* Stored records

──────────

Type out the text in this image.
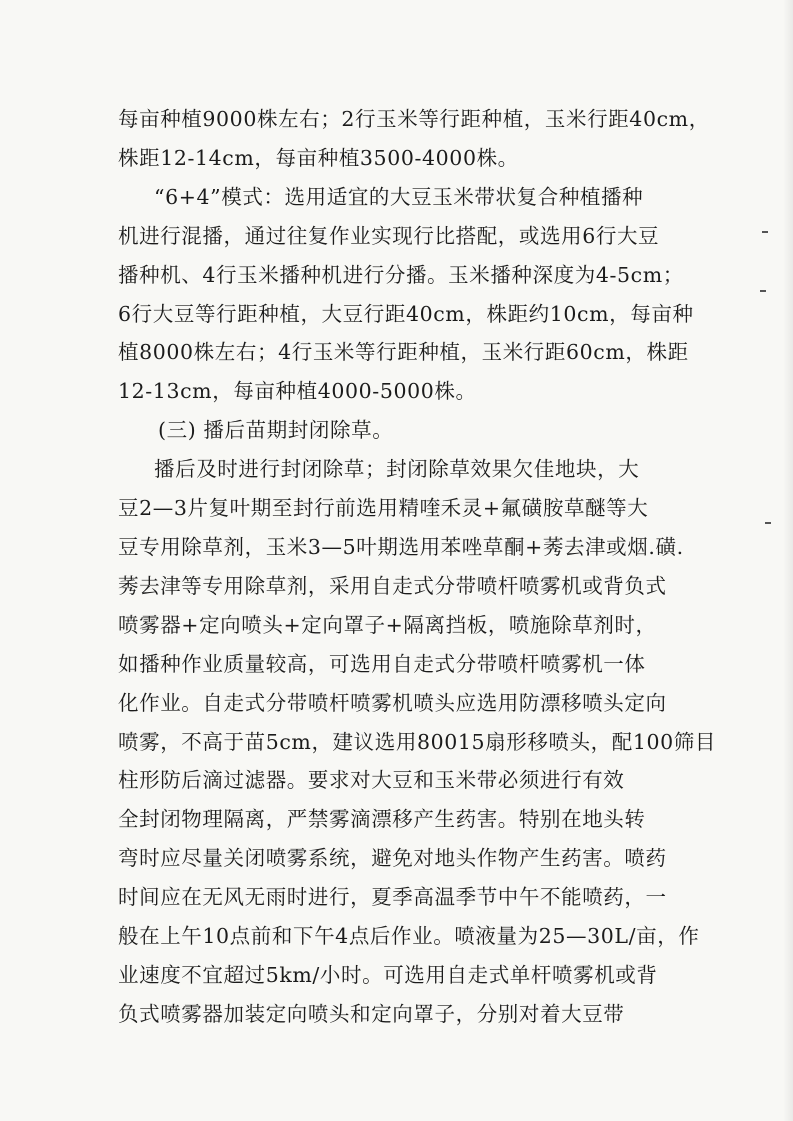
每亩种植9000株左右；2行玉米等行距种植，玉米行距40cm，
株距12-14cm，每亩种植3500-4000株。
“6+4”模式：选用适宜的大豆玉米带状复合种植播种
机进行混播，通过往复作业实现行比搭配，或选用6行大豆
播种机、4行玉米播种机进行分播。玉米播种深度为4-5cm；
6行大豆等行距种植，大豆行距40cm，株距约10cm，每亩种
植8000株左右；4行玉米等行距种植，玉米行距60cm，株距
12-13cm，每亩种植4000-5000株。
(三) 播后苗期封闭除草。
播后及时进行封闭除草；封闭除草效果欠佳地块，大
豆2—3片复叶期至封行前选用精喹禾灵+氟磺胺草醚等大
豆专用除草剂，玉米3—5叶期选用苯唑草酮+莠去津或烟.磺.
莠去津等专用除草剂，采用自走式分带喷杆喷雾机或背负式
喷雾器+定向喷头+定向罩子+隔离挡板，喷施除草剂时，
如播种作业质量较高，可选用自走式分带喷杆喷雾机一体
化作业。自走式分带喷杆喷雾机喷头应选用防漂移喷头定向
喷雾，不高于苗5cm，建议选用80015扇形移喷头，配100筛目
柱形防后滴过滤器。要求对大豆和玉米带必须进行有效
全封闭物理隔离，严禁雾滴漂移产生药害。特别在地头转
弯时应尽量关闭喷雾系统，避免对地头作物产生药害。喷药
时间应在无风无雨时进行，夏季高温季节中午不能喷药，一
般在上午10点前和下午4点后作业。喷液量为25—30L/亩，作
业速度不宜超过5km/小时。可选用自走式单杆喷雾机或背
负式喷雾器加装定向喷头和定向罩子，分别对着大豆带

──────────

Repeat the records word for word. Any picture in them should be left out.

* FINAL ANSWER
Type out the text in this image.
每亩种植9000株左右；2行玉米等行距种植，玉米行距40cm，
株距12-14cm，每亩种植3500-4000株。
“6+4”模式：选用适宜的大豆玉米带状复合种植播种
机进行混播，通过往复作业实现行比搭配，或选用6行大豆
播种机、4行玉米播种机进行分播。玉米播种深度为4-5cm；
6行大豆等行距种植，大豆行距40cm，株距约10cm，每亩种
植8000株左右；4行玉米等行距种植，玉米行距60cm，株距
12-13cm，每亩种植4000-5000株。
(三) 播后苗期封闭除草。
播后及时进行封闭除草；封闭除草效果欠佳地块，大
豆2—3片复叶期至封行前选用精喹禾灵+氟磺胺草醚等大
豆专用除草剂，玉米3—5叶期选用苯唑草酮+莠去津或烟.磺.
莠去津等专用除草剂，采用自走式分带喷杆喷雾机或背负式
喷雾器+定向喷头+定向罩子+隔离挡板，喷施除草剂时，
如播种作业质量较高，可选用自走式分带喷杆喷雾机一体
化作业。自走式分带喷杆喷雾机喷头应选用防漂移喷头定向
喷雾，不高于苗5cm，建议选用80015扇形移喷头，配100筛目
柱形防后滴过滤器。要求对大豆和玉米带必须进行有效
全封闭物理隔离，严禁雾滴漂移产生药害。特别在地头转
弯时应尽量关闭喷雾系统，避免对地头作物产生药害。喷药
时间应在无风无雨时进行，夏季高温季节中午不能喷药，一
般在上午10点前和下午4点后作业。喷液量为25—30L/亩，作
业速度不宜超过5km/小时。可选用自走式单杆喷雾机或背
负式喷雾器加装定向喷头和定向罩子，分别对着大豆带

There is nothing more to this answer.